▸ **PROBLÈMES À RÉSOUDRE**:
A) Dans l'extrait sur la crise sanitaire et le financement des États, sur quels deux plans le consensus fiscal est-il fragilisé ?
B) Reprenez l'extrait sur la crise sanitaire et le financement des États à la suite de sa dernière phrase, et poursuivez-le.
#### EXTRAIT DU DOCUMENT
La crise sanitaire dévoile avec une acuité inégalée une de ces contradictions qui sont au cœur de la dynamique capitaliste. Ces contradictions qui font le lit des grandes crises qui ont jalonné son histoire, mais dont le dépassement est aussi le moteur de sa transformation. Elle révèle comme jamais le désire collectif de santé et la priorité des enjeux écologiques dans les préférences des agents. Partout, la protection de la vie humaine a pris le dessus sur la continuité des affaires, et partout l’enjeu environnemental s’est imposé comme moteur de relance.
La
contradiction contemporaine réside précisément dans le fait que le
désir de biens et de services collectifs n’a jamais été aussi élevé dans
nos sociétés, j’ai parlé de santé, d’écologie, mais je pourrais encore
parler de sécurité ou d’éducation, de justice etc. au moment même où le
consensus fiscal est le plus fragilisé. Fragilisé sur deux plans 1/ une
érosion du consentement de la classe moyenne et des plus riches à payer
l’impôt et 2/une évanescence des bases fiscales avec la montée des
secteurs de l’information, et un risque d’évasion croissant, qui rendent
techniquement de plus en plus compliqué le financement par l’impôt. On
demande ainsi toujours plus aux États, alors que leur assise financière
n’a jamais été aussi faible. Et la résolution de cette impasse trouve
son issue dans une explosion des dettes publiques qui interroge sur la
soutenabilité du régime.
########
#### MATÉRIEL FOURNI
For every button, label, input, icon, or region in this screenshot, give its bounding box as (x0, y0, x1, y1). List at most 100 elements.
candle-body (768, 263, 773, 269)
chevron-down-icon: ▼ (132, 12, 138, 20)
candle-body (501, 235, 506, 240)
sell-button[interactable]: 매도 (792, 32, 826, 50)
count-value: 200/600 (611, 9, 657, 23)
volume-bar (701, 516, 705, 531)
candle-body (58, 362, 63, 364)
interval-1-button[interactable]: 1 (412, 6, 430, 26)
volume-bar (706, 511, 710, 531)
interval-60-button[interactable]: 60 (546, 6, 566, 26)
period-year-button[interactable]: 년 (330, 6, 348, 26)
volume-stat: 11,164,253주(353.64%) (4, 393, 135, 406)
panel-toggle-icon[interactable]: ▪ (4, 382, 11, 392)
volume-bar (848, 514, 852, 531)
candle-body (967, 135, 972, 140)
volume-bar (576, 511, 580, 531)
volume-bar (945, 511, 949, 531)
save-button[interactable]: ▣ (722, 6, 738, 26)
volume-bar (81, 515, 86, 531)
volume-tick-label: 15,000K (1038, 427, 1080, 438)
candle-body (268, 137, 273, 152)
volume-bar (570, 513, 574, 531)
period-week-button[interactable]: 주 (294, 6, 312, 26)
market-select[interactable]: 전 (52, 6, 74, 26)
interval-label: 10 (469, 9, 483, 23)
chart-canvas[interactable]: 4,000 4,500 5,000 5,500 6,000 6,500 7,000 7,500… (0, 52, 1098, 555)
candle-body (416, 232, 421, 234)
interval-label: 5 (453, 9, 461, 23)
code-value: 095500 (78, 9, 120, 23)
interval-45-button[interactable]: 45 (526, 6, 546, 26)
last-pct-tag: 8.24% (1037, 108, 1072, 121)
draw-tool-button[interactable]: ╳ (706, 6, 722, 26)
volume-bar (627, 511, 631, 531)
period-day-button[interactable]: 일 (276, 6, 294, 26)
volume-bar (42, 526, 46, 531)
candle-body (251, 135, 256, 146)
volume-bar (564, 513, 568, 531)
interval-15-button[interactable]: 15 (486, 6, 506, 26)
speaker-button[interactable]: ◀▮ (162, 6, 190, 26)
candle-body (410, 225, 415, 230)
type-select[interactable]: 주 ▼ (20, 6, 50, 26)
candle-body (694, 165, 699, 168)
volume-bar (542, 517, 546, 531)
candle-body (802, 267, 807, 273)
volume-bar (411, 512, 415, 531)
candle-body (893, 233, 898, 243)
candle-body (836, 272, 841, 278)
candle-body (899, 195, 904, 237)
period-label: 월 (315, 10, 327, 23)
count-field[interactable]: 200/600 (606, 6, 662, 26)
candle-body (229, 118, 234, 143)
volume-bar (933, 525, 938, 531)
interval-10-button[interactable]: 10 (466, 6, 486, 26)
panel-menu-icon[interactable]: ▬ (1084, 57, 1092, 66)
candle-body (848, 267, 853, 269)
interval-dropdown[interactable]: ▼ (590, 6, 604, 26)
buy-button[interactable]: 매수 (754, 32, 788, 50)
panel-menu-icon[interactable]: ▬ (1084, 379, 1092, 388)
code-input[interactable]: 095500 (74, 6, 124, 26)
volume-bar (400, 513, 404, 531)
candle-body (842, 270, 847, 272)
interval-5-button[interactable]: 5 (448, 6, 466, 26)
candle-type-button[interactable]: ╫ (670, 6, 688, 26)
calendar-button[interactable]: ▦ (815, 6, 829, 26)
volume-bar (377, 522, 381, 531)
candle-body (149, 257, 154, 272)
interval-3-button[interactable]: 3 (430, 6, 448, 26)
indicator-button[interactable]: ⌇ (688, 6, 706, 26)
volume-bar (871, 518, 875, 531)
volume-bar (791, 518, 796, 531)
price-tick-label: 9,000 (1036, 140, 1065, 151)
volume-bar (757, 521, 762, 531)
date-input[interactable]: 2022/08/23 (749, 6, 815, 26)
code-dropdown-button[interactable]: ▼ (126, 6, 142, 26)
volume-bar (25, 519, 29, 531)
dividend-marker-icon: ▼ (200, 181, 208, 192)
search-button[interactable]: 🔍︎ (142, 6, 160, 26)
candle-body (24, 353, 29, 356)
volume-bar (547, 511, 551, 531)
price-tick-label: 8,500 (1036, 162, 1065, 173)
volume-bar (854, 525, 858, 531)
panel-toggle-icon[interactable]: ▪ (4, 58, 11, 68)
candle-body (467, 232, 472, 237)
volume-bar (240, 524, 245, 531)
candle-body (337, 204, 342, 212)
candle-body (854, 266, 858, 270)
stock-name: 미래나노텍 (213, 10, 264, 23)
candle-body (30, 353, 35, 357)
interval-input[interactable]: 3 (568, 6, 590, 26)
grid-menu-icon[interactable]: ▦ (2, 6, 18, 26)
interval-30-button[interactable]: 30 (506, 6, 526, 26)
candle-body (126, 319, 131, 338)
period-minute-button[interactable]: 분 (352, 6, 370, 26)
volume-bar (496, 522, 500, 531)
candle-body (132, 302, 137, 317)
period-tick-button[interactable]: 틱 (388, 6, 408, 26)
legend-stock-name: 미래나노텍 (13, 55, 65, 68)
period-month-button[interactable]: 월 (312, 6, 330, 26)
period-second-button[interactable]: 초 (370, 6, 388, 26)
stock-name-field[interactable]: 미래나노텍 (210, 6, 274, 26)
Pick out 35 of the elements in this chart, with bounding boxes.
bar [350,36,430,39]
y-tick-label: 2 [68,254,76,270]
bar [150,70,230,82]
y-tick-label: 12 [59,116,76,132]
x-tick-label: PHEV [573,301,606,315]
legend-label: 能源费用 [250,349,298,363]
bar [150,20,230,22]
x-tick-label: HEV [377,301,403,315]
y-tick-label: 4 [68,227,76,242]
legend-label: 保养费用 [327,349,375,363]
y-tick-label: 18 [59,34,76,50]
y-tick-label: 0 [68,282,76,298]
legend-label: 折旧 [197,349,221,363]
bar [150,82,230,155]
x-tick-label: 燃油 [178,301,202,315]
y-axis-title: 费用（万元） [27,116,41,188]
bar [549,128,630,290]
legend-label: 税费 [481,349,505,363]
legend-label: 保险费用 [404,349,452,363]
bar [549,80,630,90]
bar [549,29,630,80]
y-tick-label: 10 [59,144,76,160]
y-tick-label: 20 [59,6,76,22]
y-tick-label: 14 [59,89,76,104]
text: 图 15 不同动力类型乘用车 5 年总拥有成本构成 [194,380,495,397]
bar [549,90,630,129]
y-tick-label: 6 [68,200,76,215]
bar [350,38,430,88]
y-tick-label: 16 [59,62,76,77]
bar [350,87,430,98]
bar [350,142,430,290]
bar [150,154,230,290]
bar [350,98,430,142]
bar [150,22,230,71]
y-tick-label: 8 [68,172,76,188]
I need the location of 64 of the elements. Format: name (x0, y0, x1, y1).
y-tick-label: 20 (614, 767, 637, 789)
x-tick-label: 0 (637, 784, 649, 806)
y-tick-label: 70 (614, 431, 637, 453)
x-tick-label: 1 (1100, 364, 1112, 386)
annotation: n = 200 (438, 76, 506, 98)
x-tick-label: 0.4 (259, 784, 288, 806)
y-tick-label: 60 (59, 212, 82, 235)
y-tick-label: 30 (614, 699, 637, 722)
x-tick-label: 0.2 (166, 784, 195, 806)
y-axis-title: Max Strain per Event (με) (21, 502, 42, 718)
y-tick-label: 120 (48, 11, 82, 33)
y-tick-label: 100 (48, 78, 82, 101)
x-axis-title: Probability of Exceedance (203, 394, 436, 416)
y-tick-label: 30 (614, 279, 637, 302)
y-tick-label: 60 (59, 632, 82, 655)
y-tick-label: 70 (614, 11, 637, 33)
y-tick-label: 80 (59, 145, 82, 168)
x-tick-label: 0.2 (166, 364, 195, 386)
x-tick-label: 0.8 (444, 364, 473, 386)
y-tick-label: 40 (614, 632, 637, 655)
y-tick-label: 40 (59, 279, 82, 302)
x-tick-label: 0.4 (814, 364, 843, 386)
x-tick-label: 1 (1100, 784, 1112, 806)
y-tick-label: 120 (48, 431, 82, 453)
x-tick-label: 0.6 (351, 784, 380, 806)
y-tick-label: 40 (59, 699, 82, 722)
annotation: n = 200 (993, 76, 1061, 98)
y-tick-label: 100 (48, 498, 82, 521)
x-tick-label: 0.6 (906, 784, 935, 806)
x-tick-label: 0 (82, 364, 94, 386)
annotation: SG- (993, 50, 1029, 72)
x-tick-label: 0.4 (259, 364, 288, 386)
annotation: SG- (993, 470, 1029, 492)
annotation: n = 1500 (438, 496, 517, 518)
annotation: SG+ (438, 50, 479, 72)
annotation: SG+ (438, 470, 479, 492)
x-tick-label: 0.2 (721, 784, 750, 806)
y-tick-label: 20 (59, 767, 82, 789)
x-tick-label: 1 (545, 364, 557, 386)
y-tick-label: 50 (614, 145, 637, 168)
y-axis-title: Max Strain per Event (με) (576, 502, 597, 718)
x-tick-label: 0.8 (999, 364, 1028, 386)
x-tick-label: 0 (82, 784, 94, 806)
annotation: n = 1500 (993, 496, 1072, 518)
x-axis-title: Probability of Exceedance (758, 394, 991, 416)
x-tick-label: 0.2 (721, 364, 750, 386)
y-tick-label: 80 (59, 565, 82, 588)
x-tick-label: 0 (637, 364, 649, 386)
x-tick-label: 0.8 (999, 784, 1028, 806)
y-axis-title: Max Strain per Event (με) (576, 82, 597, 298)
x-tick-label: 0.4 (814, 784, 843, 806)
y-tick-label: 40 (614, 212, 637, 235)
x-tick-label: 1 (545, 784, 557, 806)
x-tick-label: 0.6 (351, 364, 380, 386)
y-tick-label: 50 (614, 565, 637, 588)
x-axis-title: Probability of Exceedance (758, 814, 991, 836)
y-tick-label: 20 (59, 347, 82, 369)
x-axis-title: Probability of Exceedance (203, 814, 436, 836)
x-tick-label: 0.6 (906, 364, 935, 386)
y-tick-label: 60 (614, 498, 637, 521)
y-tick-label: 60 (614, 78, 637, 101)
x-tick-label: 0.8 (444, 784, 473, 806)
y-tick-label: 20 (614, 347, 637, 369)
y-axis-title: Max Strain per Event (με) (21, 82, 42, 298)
########
▸ **RÉPONSES RÉDIGÉES**:
A) Il l'est par une érosion du consentement de la classe moyenne et des plus riches à payer l'impôt, et par une évanescence des bases fiscales due à la montée des secteurs de l'information et à un risque d'évasion croissant.

B)
Les
économistes ont prétendu résoudre cette tension à travers une
marchandisation des biens collectifs et une privatisation partielle de
leur gestion, qui les ferait sortir au moins partiellement du champ de
la sphère publique. D’où le glissement de la notion de biens collectifs
vers la notion de biens communs : le coût des premiers étant socialisé
via les prélèvements obligatoires et leur accès étant gratuit et
égalitaire ; les seconds pouvant être soumis à des barrières de prix qui
en rentabilise la gestion mais qui différencient leur accès selon les
capacités financière des individus. Il en est ainsi du développement
d’assurances ou des prestataires privées dans le domaine de la santé, de
la montée des droits universitaires et de l’autonomie de gestion dans
l’éducation, de la mise en place de taxes et de péages pour gérer la
rareté et la pollution en matière environnementale.
Cette
privatisation partielle, offre des opportunités nouvelles de création
de valeur dans la sphère marchande, qui sont au cœur de la croissance
des dernières décennies dans les économies avancées. Mais cette bascule
vers une gestion, un financement privé, et une mise en concurrence
favorise la segmentation par gammes et clientèles, qui génèrent de
redoutables problèmes d’iniquité et, dans le pire des cas, de barrière à
l’accès pour les plus pauvres. Cette évolution bute aujourd’hui sur un
problème d’acceptabilité des populations, d’exaspération des classes
moyennes déclassées, qui mine la cohésion sociale dans toutes les
sociétés développées. Le caractère anti-redistributif des taxes et
divers signaux prix en matière d’environnement, bute sur le même écueil.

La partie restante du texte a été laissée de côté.